**List of tasks:**
**a.** How would you render this sentence from the comment on noir writers in Spanish: "Since when has Pelecanos relied on a serial killer plot?"
**b.** Can you copy the comment on noir writers word for word from "Helen Nielsen" to "names I'm misremembering."?

**Document:**
I confess I have never read In a Lonely Place, not being all the impressed by the film, but based on your suggestion, and what I've read at the amazon listing, I will check it out, even thought it seems to involve that overused creation, the serial killer.

The Tara McKenney plug is pretty shameless -- it's a website touting an author without a published book, as far as I can tell. There's no listing for that author and title at amazon or powells.

Since when has Pelecanos relied on a serial killer plot? The Night Gardener comes close, but its not even like your typical detective versus brilliant serial killer.

Other great female noirists:

Helen Nielsen
Ursula Curtiss (well, not so great to my mind, but goes in nevertheless)
Elisabeth Sanxay Holding
Margaret Millar (one of the true masters)
Charlotte Armstrong

There are also others that should merit discovery:

Dorothy Dunn
Pamela Fry

and others whose names I'm misremembering.

Check out www.taramckenney.com as a female hard-boiled author.

To my mind, the great female noir author has already come and gone: Dorothy B. Hughes, the author of IN A LONELY PLACE (different, possibly better than the movie) and other novels. But more recent examples I can think of include Megan Abbott, Sara Gran, Vicki Hendricks, Cathi Unsworth, Fred Vargas (more police procedural, but of a distinctly weird bent) Mo Hayder, and Carol O'Connell (though her work is, I suppose, more grand opera than mere hardboiled detective fiction.)

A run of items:
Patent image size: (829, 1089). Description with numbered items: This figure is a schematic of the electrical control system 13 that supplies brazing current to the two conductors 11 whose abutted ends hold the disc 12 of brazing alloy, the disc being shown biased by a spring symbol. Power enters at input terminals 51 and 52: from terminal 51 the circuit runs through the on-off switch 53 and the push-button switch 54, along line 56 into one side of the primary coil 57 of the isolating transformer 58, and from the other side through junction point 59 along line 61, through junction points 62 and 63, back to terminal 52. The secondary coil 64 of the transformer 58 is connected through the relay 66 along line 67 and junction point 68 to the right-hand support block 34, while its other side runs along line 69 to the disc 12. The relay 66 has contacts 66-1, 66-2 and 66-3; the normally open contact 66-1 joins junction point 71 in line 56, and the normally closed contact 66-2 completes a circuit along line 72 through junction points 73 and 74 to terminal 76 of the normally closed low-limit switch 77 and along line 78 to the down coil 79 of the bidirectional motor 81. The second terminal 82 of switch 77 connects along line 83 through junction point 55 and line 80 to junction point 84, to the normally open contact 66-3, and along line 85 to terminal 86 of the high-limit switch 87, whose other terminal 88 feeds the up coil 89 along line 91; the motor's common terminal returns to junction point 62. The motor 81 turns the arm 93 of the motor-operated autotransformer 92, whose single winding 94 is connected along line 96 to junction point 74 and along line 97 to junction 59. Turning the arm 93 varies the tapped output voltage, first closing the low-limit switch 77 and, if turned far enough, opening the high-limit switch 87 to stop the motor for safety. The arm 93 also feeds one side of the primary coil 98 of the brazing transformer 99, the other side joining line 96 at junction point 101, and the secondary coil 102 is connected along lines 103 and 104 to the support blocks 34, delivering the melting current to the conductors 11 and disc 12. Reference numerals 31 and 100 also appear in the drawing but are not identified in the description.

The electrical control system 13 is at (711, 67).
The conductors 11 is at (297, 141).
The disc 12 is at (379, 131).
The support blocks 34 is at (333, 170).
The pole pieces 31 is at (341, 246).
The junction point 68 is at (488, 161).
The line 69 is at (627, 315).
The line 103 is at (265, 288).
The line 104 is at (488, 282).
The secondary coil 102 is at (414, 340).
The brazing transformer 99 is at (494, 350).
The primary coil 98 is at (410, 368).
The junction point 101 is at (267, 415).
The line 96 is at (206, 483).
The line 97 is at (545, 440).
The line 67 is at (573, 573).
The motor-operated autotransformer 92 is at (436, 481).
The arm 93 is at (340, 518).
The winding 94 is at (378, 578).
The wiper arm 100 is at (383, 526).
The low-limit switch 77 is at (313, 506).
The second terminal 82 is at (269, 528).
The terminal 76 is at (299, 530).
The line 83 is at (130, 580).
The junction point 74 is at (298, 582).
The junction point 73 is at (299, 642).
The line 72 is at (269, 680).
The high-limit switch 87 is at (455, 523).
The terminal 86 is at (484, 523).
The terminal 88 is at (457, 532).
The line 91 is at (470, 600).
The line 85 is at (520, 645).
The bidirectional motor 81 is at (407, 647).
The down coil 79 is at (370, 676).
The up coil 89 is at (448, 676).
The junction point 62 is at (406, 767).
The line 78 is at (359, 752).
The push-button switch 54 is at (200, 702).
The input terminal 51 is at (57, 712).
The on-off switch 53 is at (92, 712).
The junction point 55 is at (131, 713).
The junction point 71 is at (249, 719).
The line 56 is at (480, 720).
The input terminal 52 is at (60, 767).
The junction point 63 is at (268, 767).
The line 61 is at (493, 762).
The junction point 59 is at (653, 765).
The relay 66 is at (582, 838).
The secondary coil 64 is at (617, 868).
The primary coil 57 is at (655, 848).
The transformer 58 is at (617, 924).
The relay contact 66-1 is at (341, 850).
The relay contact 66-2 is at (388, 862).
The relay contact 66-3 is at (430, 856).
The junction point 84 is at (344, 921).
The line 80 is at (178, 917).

**Results of the exercise:**
**a.** ¿Desde cuándo ha recurrido Pelecanos a una trama de asesino en serie?

**b.**
Helen Nielsen
Ursula Curtiss (well, not so great to my mind, but goes in nevertheless)
Elisabeth Sanxay Holding
Margaret Millar (one of the true masters)
Charlotte Armstrong

There are also others that should merit discovery:

Dorothy Dunn
Pamela Fry

and others whose names I'm misremembering.